Description of the task: Reproduce each record exactly.
------------------------
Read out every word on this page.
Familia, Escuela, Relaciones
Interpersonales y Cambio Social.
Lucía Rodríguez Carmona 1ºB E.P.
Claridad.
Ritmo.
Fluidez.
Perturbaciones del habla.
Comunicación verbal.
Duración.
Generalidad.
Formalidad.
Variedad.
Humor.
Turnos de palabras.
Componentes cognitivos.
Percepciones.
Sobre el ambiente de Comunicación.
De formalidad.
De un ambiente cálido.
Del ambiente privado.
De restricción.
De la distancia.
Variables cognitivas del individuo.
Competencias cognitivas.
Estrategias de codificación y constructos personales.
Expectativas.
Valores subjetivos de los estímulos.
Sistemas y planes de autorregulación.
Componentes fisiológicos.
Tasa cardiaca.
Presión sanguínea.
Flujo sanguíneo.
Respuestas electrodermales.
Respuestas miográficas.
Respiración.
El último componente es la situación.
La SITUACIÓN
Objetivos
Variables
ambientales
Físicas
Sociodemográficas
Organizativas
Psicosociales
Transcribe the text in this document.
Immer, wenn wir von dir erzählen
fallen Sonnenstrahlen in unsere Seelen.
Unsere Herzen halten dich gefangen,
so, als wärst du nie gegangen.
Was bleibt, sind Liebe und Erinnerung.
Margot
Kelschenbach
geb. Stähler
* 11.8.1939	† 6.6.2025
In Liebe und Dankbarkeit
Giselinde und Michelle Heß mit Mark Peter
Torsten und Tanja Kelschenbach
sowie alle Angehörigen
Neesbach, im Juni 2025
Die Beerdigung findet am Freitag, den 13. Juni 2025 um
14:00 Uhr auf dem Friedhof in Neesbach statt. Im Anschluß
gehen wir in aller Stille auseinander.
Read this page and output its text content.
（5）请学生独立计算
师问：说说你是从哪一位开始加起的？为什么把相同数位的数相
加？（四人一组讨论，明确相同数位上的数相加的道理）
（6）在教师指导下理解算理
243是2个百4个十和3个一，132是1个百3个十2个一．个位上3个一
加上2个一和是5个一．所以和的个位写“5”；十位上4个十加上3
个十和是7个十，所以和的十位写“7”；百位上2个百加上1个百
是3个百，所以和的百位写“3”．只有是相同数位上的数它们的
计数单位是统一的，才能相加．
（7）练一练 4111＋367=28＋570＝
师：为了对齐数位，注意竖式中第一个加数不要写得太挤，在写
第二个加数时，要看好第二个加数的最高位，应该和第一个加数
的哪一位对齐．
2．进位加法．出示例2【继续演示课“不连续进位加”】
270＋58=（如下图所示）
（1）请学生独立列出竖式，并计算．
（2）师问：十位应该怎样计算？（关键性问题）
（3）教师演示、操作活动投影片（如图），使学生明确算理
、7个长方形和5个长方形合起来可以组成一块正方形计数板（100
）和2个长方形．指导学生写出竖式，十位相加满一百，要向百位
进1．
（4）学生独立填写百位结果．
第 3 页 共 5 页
------------------------
Full solution:
Read out every word on this page.
Familia, Escuela, Relaciones
Interpersonales y Cambio Social.
Lucía Rodríguez Carmona 1ºB E.P.
Claridad.
Ritmo.
Fluidez.
Perturbaciones del habla.
Comunicación verbal.
Duración.
Generalidad.
Formalidad.
Variedad.
Humor.
Turnos de palabras.
Componentes cognitivos.
Percepciones.
Sobre el ambiente de Comunicación.
De formalidad.
De un ambiente cálido.
Del ambiente privado.
De restricción.
De la distancia.
Variables cognitivas del individuo.
Competencias cognitivas.
Estrategias de codificación y constructos personales.
Expectativas.
Valores subjetivos de los estímulos.
Sistemas y planes de autorregulación.
Componentes fisiológicos.
Tasa cardiaca.
Presión sanguínea.
Flujo sanguíneo.
Respuestas electrodermales.
Respuestas miográficas.
Respiración.
El último componente es la situación.
La SITUACIÓN
Objetivos
Variables
ambientales
Físicas
Sociodemográficas
Organizativas
Psicosociales
Transcribe the text in this document.
Immer, wenn wir von dir erzählen
fallen Sonnenstrahlen in unsere Seelen.
Unsere Herzen halten dich gefangen,
so, als wärst du nie gegangen.
Was bleibt, sind Liebe und Erinnerung.
Margot
Kelschenbach
geb. Stähler
* 11.8.1939	† 6.6.2025
In Liebe und Dankbarkeit
Giselinde und Michelle Heß mit Mark Peter
Torsten und Tanja Kelschenbach
sowie alle Angehörigen
Neesbach, im Juni 2025
Die Beerdigung findet am Freitag, den 13. Juni 2025 um
14:00 Uhr auf dem Friedhof in Neesbach statt. Im Anschluß
gehen wir in aller Stille auseinander.
Read this page and output its text content.
（5）请学生独立计算
师问：说说你是从哪一位开始加起的？为什么把相同数位的数相
加？（四人一组讨论，明确相同数位上的数相加的道理）
（6）在教师指导下理解算理
243是2个百4个十和3个一，132是1个百3个十2个一．个位上3个一
加上2个一和是5个一．所以和的个位写“5”；十位上4个十加上3
个十和是7个十，所以和的十位写“7”；百位上2个百加上1个百
是3个百，所以和的百位写“3”．只有是相同数位上的数它们的
计数单位是统一的，才能相加．
（7）练一练 4111＋367=28＋570＝
师：为了对齐数位，注意竖式中第一个加数不要写得太挤，在写
第二个加数时，要看好第二个加数的最高位，应该和第一个加数
的哪一位对齐．
2．进位加法．出示例2【继续演示课“不连续进位加”】
270＋58=（如下图所示）
（1）请学生独立列出竖式，并计算．
（2）师问：十位应该怎样计算？（关键性问题）
（3）教师演示、操作活动投影片（如图），使学生明确算理
、7个长方形和5个长方形合起来可以组成一块正方形计数板（100
）和2个长方形．指导学生写出竖式，十位相加满一百，要向百位
进1．
（4）学生独立填写百位结果．
第 3 页 共 5 页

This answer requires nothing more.